• [WHAT TO PRODUCE]
Rewrite the part of the neural network training text that starts with the words "4.5. Results" and ends after "The testing results.", replacing "vehicle" with "car" throughout.

• [READING PASSAGE]
# # # #

Part of the training samples and testing samples.
4.4. Training and Testing
The convolutional neural network is trained with the standard back-propagation algorithm. The targets are fixed to 0 for road, 1 for vehicle, and 2 for roadside. For testing, we adopt sample images different from the training samples to test the trained convolutional neural network at the number of 1,400. The training and testing process is shown in Figure 6.

The flow chart of training and testing process.
4.5. Results
The root mean square error of training curve is shown in Figure 7, we can see that the mean square error becomes smaller and smaller as a whole, which indicates that the CNN has better performance. In the output of the testing, the color blue indexes the vehicle, yellow indexes the roadside, and red indexes the road.

The root mean square error of training curve.
In Figure 8, there are some areas that the CNN may recognize incorrectly; for example, the bottom of the vehicle may be recognized as the roadside and the lane may be misclassified as the vehicle, as shown in Figure 8 c3. In order to solve the problem, we can adopt better sample set to train the CNN, also we can adjust the masking method to recognize more correctly.

The testing results.

# # # #

• [EXCERPTED DATA]
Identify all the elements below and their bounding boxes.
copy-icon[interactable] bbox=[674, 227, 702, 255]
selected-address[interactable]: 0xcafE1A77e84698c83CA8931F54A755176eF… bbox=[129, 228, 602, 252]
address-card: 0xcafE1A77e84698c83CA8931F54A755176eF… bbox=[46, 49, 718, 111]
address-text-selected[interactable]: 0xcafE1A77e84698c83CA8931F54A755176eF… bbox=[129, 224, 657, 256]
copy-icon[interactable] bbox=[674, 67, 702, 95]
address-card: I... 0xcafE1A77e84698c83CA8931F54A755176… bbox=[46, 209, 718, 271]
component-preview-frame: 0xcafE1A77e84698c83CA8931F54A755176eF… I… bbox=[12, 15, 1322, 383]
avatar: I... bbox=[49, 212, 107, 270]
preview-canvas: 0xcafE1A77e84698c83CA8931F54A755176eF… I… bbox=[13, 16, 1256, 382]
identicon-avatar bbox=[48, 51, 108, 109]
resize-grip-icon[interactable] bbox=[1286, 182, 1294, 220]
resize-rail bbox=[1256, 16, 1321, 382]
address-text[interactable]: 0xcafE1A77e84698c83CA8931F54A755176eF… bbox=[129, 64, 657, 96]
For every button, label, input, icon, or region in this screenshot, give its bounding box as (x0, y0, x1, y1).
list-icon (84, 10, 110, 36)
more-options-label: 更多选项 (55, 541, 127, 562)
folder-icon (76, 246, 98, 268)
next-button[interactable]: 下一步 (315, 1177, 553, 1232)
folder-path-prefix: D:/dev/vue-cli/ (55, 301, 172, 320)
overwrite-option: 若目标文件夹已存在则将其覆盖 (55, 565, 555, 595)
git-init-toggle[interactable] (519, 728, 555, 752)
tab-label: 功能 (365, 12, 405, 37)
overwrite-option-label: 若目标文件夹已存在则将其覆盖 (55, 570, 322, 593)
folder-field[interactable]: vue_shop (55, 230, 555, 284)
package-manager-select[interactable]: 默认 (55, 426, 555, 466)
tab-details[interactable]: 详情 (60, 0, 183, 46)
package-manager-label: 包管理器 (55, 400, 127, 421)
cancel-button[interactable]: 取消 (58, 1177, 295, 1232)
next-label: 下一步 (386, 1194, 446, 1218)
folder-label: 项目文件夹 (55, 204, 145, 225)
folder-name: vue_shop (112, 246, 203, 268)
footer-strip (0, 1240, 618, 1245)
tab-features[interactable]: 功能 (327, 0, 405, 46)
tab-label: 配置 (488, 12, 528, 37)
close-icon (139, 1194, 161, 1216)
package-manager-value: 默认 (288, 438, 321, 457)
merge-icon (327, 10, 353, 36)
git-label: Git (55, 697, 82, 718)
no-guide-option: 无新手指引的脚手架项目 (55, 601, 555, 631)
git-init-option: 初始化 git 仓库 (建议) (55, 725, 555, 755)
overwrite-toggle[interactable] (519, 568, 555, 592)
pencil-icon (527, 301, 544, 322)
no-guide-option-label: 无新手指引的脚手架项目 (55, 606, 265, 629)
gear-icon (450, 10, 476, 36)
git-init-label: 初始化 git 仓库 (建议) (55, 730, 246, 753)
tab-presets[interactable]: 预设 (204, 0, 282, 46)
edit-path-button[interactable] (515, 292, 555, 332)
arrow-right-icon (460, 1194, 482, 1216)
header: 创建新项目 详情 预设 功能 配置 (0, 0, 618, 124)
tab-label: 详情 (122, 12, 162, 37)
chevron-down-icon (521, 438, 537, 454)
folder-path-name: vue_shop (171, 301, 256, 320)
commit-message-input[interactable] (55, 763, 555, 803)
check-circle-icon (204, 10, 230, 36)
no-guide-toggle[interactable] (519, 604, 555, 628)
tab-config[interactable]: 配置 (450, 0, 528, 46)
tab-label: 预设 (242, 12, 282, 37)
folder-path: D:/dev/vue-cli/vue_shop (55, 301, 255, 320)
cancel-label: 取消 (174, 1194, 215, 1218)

# # # #

• [SOLUTION TO THIS TASK]
4.5. Results
The root mean square error of training curve is shown in Figure 7, we can see that the mean square error becomes smaller and smaller as a whole, which indicates that the CNN has better performance. In the output of the testing, the color blue indexes the car, yellow indexes the roadside, and red indexes the road.

The root mean square error of training curve.
In Figure 8, there are some areas that the CNN may recognize incorrectly; for example, the bottom of the car may be recognized as the roadside and the lane may be misclassified as the car, as shown in Figure 8 c3. In order to solve the problem, we can adopt better sample set to train the CNN, also we can adjust the masking method to recognize more correctly.

The testing results.